Task directions:
Present the data once more in exactly its original form.

>> Start Source material

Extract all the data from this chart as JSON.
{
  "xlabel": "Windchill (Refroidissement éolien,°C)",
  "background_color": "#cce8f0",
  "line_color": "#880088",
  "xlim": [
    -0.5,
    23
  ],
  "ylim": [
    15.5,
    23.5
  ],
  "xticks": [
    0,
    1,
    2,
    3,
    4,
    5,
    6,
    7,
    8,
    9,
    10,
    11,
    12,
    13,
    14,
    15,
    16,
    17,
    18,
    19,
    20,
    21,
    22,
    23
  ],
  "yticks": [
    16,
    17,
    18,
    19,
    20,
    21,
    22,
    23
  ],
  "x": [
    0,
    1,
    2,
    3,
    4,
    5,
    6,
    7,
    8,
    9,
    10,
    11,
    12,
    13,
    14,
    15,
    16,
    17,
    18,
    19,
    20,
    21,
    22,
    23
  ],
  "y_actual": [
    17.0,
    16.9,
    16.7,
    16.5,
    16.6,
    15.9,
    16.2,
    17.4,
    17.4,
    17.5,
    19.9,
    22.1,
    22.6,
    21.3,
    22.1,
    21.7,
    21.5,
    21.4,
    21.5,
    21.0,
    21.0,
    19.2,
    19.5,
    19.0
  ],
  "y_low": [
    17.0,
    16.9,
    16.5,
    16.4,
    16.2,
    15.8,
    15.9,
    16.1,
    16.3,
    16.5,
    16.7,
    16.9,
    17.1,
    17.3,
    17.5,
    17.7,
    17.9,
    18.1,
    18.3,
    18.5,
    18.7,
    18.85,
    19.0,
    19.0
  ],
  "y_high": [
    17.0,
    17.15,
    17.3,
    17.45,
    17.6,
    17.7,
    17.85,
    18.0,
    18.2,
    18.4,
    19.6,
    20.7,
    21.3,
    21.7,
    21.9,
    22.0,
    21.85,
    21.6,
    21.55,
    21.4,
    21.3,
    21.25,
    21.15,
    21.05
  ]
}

>> End Source material

Correct result:
Extract all the data from this chart as JSON.
{
  "xlabel": "Windchill (Refroidissement éolien,°C)",
  "background_color": "#cce8f0",
  "line_color": "#880088",
  "xlim": [
    -0.5,
    23
  ],
  "ylim": [
    15.5,
    23.5
  ],
  "xticks": [
    0,
    1,
    2,
    3,
    4,
    5,
    6,
    7,
    8,
    9,
    10,
    11,
    12,
    13,
    14,
    15,
    16,
    17,
    18,
    19,
    20,
    21,
    22,
    23
  ],
  "yticks": [
    16,
    17,
    18,
    19,
    20,
    21,
    22,
    23
  ],
  "x": [
    0,
    1,
    2,
    3,
    4,
    5,
    6,
    7,
    8,
    9,
    10,
    11,
    12,
    13,
    14,
    15,
    16,
    17,
    18,
    19,
    20,
    21,
    22,
    23
  ],
  "y_actual": [
    17.0,
    16.9,
    16.7,
    16.5,
    16.6,
    15.9,
    16.2,
    17.4,
    17.4,
    17.5,
    19.9,
    22.1,
    22.6,
    21.3,
    22.1,
    21.7,
    21.5,
    21.4,
    21.5,
    21.0,
    21.0,
    19.2,
    19.5,
    19.0
  ],
  "y_low": [
    17.0,
    16.9,
    16.5,
    16.4,
    16.2,
    15.8,
    15.9,
    16.1,
    16.3,
    16.5,
    16.7,
    16.9,
    17.1,
    17.3,
    17.5,
    17.7,
    17.9,
    18.1,
    18.3,
    18.5,
    18.7,
    18.85,
    19.0,
    19.0
  ],
  "y_high": [
    17.0,
    17.15,
    17.3,
    17.45,
    17.6,
    17.7,
    17.85,
    18.0,
    18.2,
    18.4,
    19.6,
    20.7,
    21.3,
    21.7,
    21.9,
    22.0,
    21.85,
    21.6,
    21.55,
    21.4,
    21.3,
    21.25,
    21.15,
    21.05
  ]
}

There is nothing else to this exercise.